Search the data for the string "fiskare" and copy each line where it turns up.

[Document page image records]:
*** Block opens ***

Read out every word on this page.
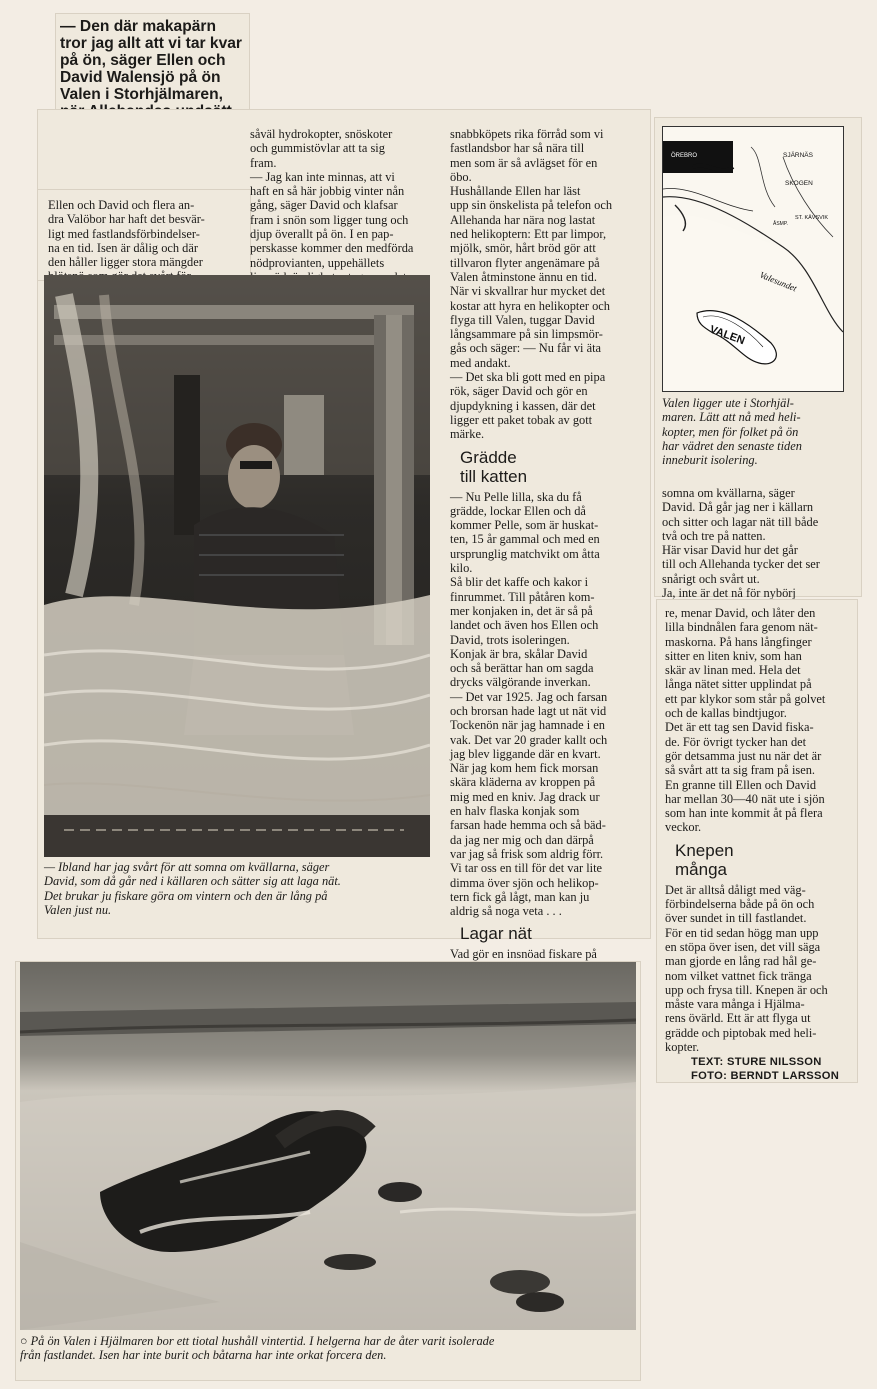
— Den där makapärn
tror jag allt att vi tar kvar
på ön, säger Ellen och
David Walensjö på ön
Valen i Storhjälmaren,

Ellen och David och flera an-
dra Valöbor har haft det besvär-
ligt med fastlandsförbindelser-
na en tid. Isen är dålig och där
den håller ligger stora mängder

såväl hydrokopter, snöskoter
och gummistövlar att ta sig
fram.
— Jag kan inte minnas, att vi
haft en så här jobbig vinter nån
gång, säger David och klafsar
fram i snön som ligger tung och
djup överallt på ön. I en pap-
perskasse kommer den medförda
nödprovianten, uppehällets

— Ibland har jag svårt för att somna om kvällarna, säger
David, som då går ned i källaren och sätter sig att laga nät.
Det brukar ju fiskare göra om vintern och den är lång på
Valen just nu.
snabbköpets rika förråd som vi
fastlandsbor har så nära till
men som är så avlägset för en
öbo.
Hushållande Ellen har läst
upp sin önskelista på telefon och
Allehanda har nära nog lastat
ned helikoptern: Ett par limpor,
mjölk, smör, hårt bröd gör att
tillvaron flyter angenämare på
Valen åtminstone ännu en tid.
När vi skvallrar hur mycket det
kostar att hyra en helikopter och
flyga till Valen, tuggar David
långsammare på sin limpsmör-
gås och säger: — Nu får vi äta
med andakt.
— Det ska bli gott med en pipa
rök, säger David och gör en
djupdykning i kassen, där det
ligger ett paket tobak av gott
märke.
Grädde
till katten
— Nu Pelle lilla, ska du få
grädde, lockar Ellen och då
kommer Pelle, som är huskat-
ten, 15 år gammal och med en
ursprunglig matchvikt om åtta
kilo.
Så blir det kaffe och kakor i
finrummet. Till påtåren kom-
mer konjaken in, det är så på
landet och även hos Ellen och
David, trots isoleringen.
Konjak är bra, skålar David
och så berättar han om sagda
drycks välgörande inverkan.
— Det var 1925. Jag och farsan
och brorsan hade lagt ut nät vid
Tockenön när jag hamnade i en
vak. Det var 20 grader kallt och
jag blev liggande där en kvart.
När jag kom hem fick morsan
skära kläderna av kroppen på
mig med en kniv. Jag drack ur
en halv flaska konjak som
farsan hade hemma och så bäd-
da jag ner mig och dan därpå
var jag så frisk som aldrig förr.
Vi tar oss en till för det var lite
dimma över sjön och helikop-
tern fick gå lågt, man kan ju
aldrig så noga veta . . .
Lagar nät
Vad gör en insnöad fiskare på

ÖREBRO	SJÄRNÄS
SKOGEN
ÅSMP.
ST. KÄVSVIK
Valesundet
VALEN
Valen ligger ute i Storhjäl-
maren. Lätt att nå med heli-
kopter, men för folket på ön
har vädret den senaste tiden
inneburit isolering.
somna om kvällarna, säger
David. Då går jag ner i källarn
och sitter och lagar nät till både
två och tre på natten.
Här visar David hur det går
till och Allehanda tycker det ser
snårigt och svårt ut.
Ja, inte är det nå för nybörj
re, menar David, och låter den
lilla bindnålen fara genom nät-
maskorna. På hans långfinger
sitter en liten kniv, som han
skär av linan med. Hela det
långa nätet sitter upplindat på
ett par klykor som står på golvet
och de kallas bindtjugor.
Det är ett tag sen David fiska-
de. För övrigt tycker han det
gör detsamma just nu när det är
så svårt att ta sig fram på isen.
En granne till Ellen och David
har mellan 30—40 nät ute i sjön
som han inte kommit åt på flera
veckor.
Knepen
många
Det är alltså dåligt med väg-
förbindelserna både på ön och
över sundet in till fastlandet.
För en tid sedan högg man upp
en stöpa över isen, det vill säga
man gjorde en lång rad hål ge-
nom vilket vattnet fick tränga
upp och frysa till. Knepen är och
måste vara många i Hjälma-
rens övärld. Ett är att flyga ut
grädde och piptobak med heli-
kopter.
TEXT: STURE NILSSON
FOTO: BERNDT LARSSON
○ På ön Valen i Hjälmaren bor ett tiotal hushåll vintertid. I helgerna har de åter varit isolerade
från fastlandet. Isen har inte burit och båtarna har inte orkat forcera den.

*** Block closes ***

[SOLUTION BELOW]:
Det brukar ju fiskare göra om vintern och den är lång på
Vad gör en insnöad fiskare på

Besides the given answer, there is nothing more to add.